**Data records**
_____
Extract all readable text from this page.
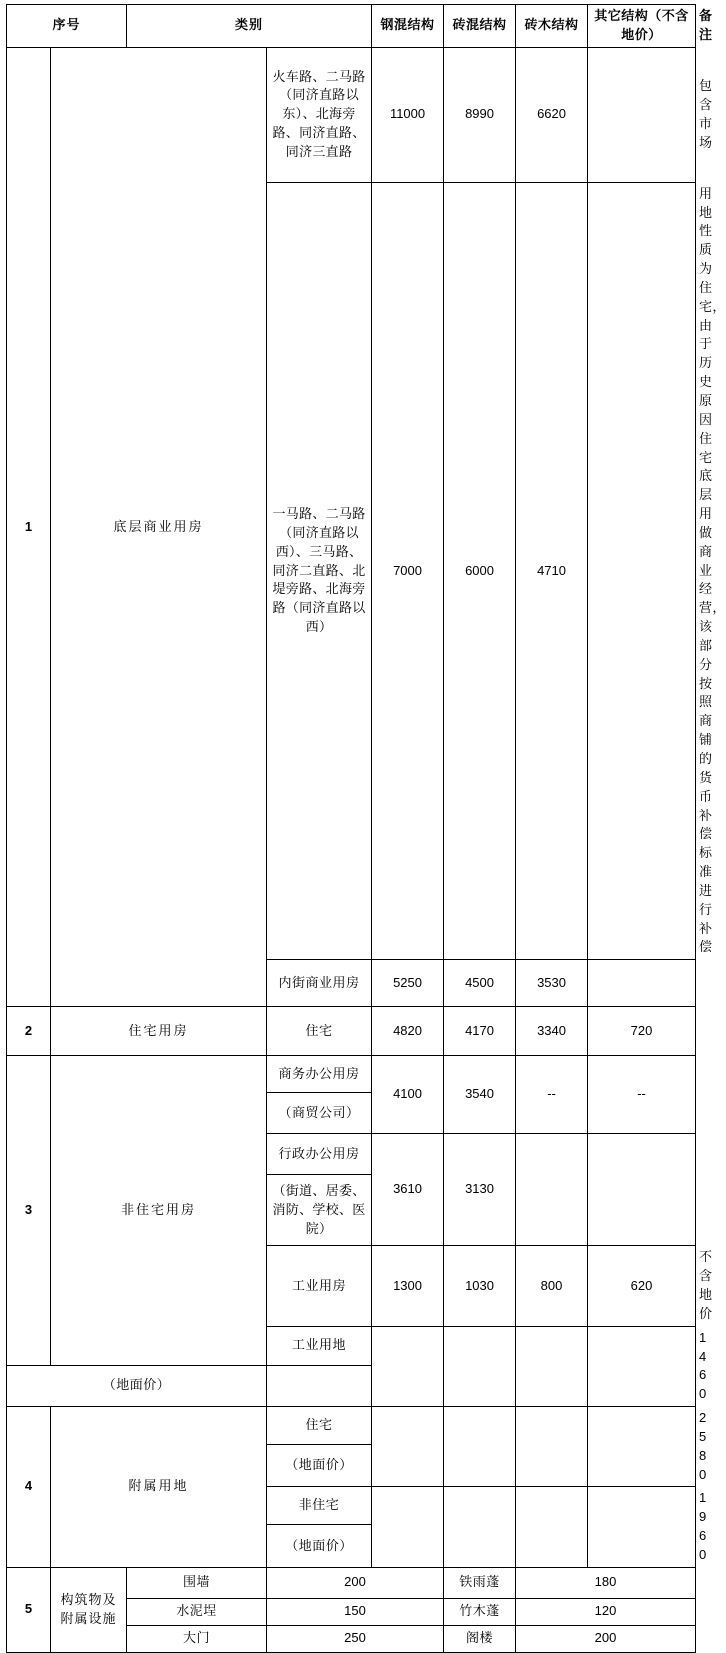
序号		类别		钢混结构	砖混结构	砖木结构	其它结构（不含地价）	备注
1	底层商业用房		火车路、二马路（同济直路以东）、北海旁路、同济直路、同济三直路	11000	8990	6620		包含 市场
			一马路、二马路（同济直路以西）、三马路、同济二直路、北堤旁路、北海旁路（同济直路以西）	7000	6000	4710		用地性质为住宅，由于历史原因住宅底层用做商业经营，该部分按照商铺的货币补偿标准进行补偿
			内街商业用房	5250	4500	3530		
2	住宅用房		住宅	4820	4170	3340	720	
3	非住宅用房		商务办公用房	4100	3540	--	--	
			（商贸公司）					
			行政办公用房	3610	3130			
			（街道、居委、消防、学校、医院）					
			工业用房	1300	1030	800	620	不含 地价
			工业用地					1460
（地面价）								
4	附属用地		住宅					2580
			（地面价）					
			非住宅					1960
			（地面价）					
5	构筑物及附属设施	围墙	200		铁雨蓬	180		
		水泥埕	150		竹木蓬	120		
		大门	250		阁楼	200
_____
**Written task**
Every record above should be transcribed exactly; the pictures stay out of the copy.

**Finished task**
Extract all readable text from this page.
序号		类别		钢混结构	砖混结构	砖木结构	其它结构（不含地价）	备注
1	底层商业用房		火车路、二马路（同济直路以东）、北海旁路、同济直路、同济三直路	11000	8990	6620		包含 市场
			一马路、二马路（同济直路以西）、三马路、同济二直路、北堤旁路、北海旁路（同济直路以西）	7000	6000	4710		用地性质为住宅，由于历史原因住宅底层用做商业经营，该部分按照商铺的货币补偿标准进行补偿
			内街商业用房	5250	4500	3530		
2	住宅用房		住宅	4820	4170	3340	720	
3	非住宅用房		商务办公用房	4100	3540	--	--	
			（商贸公司）					
			行政办公用房	3610	3130			
			（街道、居委、消防、学校、医院）					
			工业用房	1300	1030	800	620	不含 地价
			工业用地					1460
（地面价）								
4	附属用地		住宅					2580
			（地面价）					
			非住宅					1960
			（地面价）					
5	构筑物及附属设施	围墙	200		铁雨蓬	180		
		水泥埕	150		竹木蓬	120		
		大门	250		阁楼	200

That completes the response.